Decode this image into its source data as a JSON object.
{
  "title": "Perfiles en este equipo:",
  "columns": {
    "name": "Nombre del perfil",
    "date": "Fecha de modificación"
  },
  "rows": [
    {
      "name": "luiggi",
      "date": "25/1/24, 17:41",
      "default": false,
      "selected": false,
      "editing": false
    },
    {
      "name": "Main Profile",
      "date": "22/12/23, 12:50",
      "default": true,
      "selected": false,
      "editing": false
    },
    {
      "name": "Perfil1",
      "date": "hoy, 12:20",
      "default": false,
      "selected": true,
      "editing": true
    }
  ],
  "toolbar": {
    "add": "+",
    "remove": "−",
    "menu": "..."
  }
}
§
■ GIVEN TASK: Copy every record exactly as presented.

■ ANSWER TO THIS TASK:
Decode this image into its source data as a JSON object.
{
  "title": "Perfiles en este equipo:",
  "columns": {
    "name": "Nombre del perfil",
    "date": "Fecha de modificación"
  },
  "rows": [
    {
      "name": "luiggi",
      "date": "25/1/24, 17:41",
      "default": false,
      "selected": false,
      "editing": false
    },
    {
      "name": "Main Profile",
      "date": "22/12/23, 12:50",
      "default": true,
      "selected": false,
      "editing": false
    },
    {
      "name": "Perfil1",
      "date": "hoy, 12:20",
      "default": false,
      "selected": true,
      "editing": true
    }
  ],
  "toolbar": {
    "add": "+",
    "remove": "−",
    "menu": "..."
  }
}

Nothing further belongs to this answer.